What needs to be done:
From the flashlight forum thread below, write out verbatim the passage that opens with the words containing "## Hevy Lite" and closes with "others will comment.".

··· Article

Anything in the 200lumen range is going to be more than adequate. The magcharger and streamlights are only 100lumen and have very warm beams. 

As with a cool white led model, you are going to need less intensity due to white being able to do better in color rendition at night. 

There is no need for a 1000lumen light its just for collecting and signaling for batman. Also these require expensive batteries and external charging as you have to pull out the battery and then charge and then put back in. There are few great rechargeable light that do it while the battery is inside the light. 

For a suggestion you should look at 5.11 for their pc3.300 flashlight as its worth every penny and does not need any maintainance as you charge for 30 seconds and lasts for 1hr 30min on high(200 lumen) then eight hours on low(40lumen). The ramp function is the best model as you can pick these up at LA police gear.com LAPG.com This light is indestructable and beam is actually useful. Very light and floats!!! Very under rated too... I give mine 11/10 as they did their homework on actual usefulness and durability.

This is definitely a light to consider as I can guarantee you will love it. This is the only light out there that will be your last because the ultracaps will last over a hundred years(a couple charges a day) and the leds will eventually give out around 50 years. A real game changer and charges in 90 seconds.

Also with anything above 500lumen its going to suffer in runtime and heat is going to be an issue. These are more for a quick use and then put away instead of prolonged runtimes unless you got a 4D maglite which is huge.

Hope this helps,
Eric


----------



## RyanA (Sep 15, 2010)

LED has poorer color rendition than incandescent. This is because LEDs typically produce light over a narrow range of the visible spectrum. While the range of incandescents is so wide it even encompasses spectrums of light not visable to the human eye (IR for example).


----------



## utlgoa (Sep 15, 2010)

The 220 Lumen Led Lenser M7R was designed for Security and Police Officers. The aspheric type lens really concentrates the beam when you need a tight beam with no spill, and the flood light feature illuminates dark rooms and driver comparments like no other light can.


----------



## HEDP (Sep 16, 2010)

ama230 said:


> *Anything in the 200lumen range is going to be more than adequate.* The magcharger and streamlights are only 100lumen and have very warm beams.
> 
> As with a cool white led model, you are going to need less intensity due to white being able to do better in color rendition at night.
> 
> ...






How is that possible when my current 280 lumen light isn't adequate?


----------



## Hevy Lite (Sep 16, 2010)

In the spirit of the original question:

1) Consider the Olight SR50 Intimidator. It only uses CR123 and 6 at a time, but it has 800 Lumen output and strobe mode. The larger SR90 & 91 lights are even more powerful, but are quite large and heavy for easy one handed useage. See the Olight site for spec's.

2) EagleTac M2SC4 is in the same power range and also has strobe.

I am somewhat new to the forum, but these seem to be sufficiently more powerful than your existing light and seem to be "Reasonable" for single handed useage.

Perhaps others will comment.

······
··· Records

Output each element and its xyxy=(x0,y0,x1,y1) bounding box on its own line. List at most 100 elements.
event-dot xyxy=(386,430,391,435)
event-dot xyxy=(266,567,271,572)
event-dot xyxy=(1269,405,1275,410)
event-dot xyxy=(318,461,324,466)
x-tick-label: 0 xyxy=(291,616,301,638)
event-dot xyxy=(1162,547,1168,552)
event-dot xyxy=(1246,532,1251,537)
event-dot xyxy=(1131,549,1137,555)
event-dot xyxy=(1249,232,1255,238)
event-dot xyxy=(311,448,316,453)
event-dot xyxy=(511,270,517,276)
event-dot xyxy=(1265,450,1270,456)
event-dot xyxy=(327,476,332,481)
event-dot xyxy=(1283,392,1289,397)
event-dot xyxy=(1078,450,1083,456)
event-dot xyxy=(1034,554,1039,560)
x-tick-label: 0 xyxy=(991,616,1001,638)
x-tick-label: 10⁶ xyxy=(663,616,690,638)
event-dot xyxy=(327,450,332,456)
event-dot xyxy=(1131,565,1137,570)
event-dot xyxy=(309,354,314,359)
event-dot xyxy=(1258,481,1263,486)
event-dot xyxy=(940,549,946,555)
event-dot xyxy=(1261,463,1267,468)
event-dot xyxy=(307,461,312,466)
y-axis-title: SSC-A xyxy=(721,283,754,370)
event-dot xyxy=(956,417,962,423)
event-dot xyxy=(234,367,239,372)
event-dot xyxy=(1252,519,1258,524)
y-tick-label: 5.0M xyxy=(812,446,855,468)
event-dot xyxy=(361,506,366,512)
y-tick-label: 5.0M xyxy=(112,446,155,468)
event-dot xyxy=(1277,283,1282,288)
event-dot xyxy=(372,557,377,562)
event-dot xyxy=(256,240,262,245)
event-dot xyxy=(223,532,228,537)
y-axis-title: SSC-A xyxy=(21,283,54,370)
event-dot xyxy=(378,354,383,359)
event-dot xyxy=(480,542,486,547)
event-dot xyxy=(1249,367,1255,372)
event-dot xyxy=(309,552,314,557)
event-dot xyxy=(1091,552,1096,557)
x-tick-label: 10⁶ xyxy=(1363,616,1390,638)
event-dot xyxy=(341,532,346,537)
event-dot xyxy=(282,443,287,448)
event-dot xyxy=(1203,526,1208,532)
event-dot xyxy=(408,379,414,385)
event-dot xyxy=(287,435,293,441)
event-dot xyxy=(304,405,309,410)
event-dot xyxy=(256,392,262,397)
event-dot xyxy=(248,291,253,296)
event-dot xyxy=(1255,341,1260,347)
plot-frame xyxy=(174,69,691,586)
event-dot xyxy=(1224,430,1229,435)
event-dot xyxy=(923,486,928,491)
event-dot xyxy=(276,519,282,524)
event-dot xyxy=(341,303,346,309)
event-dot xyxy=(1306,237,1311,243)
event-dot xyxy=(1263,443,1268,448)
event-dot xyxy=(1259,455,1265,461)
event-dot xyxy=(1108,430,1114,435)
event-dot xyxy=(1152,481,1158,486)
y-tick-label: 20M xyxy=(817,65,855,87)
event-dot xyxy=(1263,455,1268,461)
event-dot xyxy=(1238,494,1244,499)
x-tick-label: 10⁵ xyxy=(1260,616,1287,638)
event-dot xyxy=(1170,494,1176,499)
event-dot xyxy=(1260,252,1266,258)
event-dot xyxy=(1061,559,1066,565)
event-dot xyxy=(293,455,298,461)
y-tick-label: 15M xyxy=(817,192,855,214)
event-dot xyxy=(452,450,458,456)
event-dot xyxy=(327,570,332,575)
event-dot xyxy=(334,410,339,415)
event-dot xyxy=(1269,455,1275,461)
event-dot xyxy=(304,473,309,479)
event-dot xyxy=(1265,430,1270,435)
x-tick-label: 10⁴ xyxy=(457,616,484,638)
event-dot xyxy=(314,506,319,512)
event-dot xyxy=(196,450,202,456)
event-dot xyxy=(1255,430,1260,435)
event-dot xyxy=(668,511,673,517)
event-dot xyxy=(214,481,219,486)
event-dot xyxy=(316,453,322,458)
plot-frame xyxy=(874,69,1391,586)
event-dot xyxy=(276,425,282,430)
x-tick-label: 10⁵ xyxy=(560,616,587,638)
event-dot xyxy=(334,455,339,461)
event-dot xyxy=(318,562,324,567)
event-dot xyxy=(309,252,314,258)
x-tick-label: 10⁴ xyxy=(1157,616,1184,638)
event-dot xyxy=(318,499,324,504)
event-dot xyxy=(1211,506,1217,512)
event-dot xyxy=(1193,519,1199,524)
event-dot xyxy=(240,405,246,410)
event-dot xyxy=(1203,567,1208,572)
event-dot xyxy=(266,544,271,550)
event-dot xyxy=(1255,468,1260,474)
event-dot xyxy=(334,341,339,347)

······

Exercise output:
## Hevy Lite (Sep 16, 2010)

In the spirit of the original question:

1) Consider the Olight SR50 Intimidator. It only uses CR123 and 6 at a time, but it has 800 Lumen output and strobe mode. The larger SR90 & 91 lights are even more powerful, but are quite large and heavy for easy one handed useage. See the Olight site for spec's.

2) EagleTac M2SC4 is in the same power range and also has strobe.

I am somewhat new to the forum, but these seem to be sufficiently more powerful than your existing light and seem to be "Reasonable" for single handed useage.

Perhaps others will comment.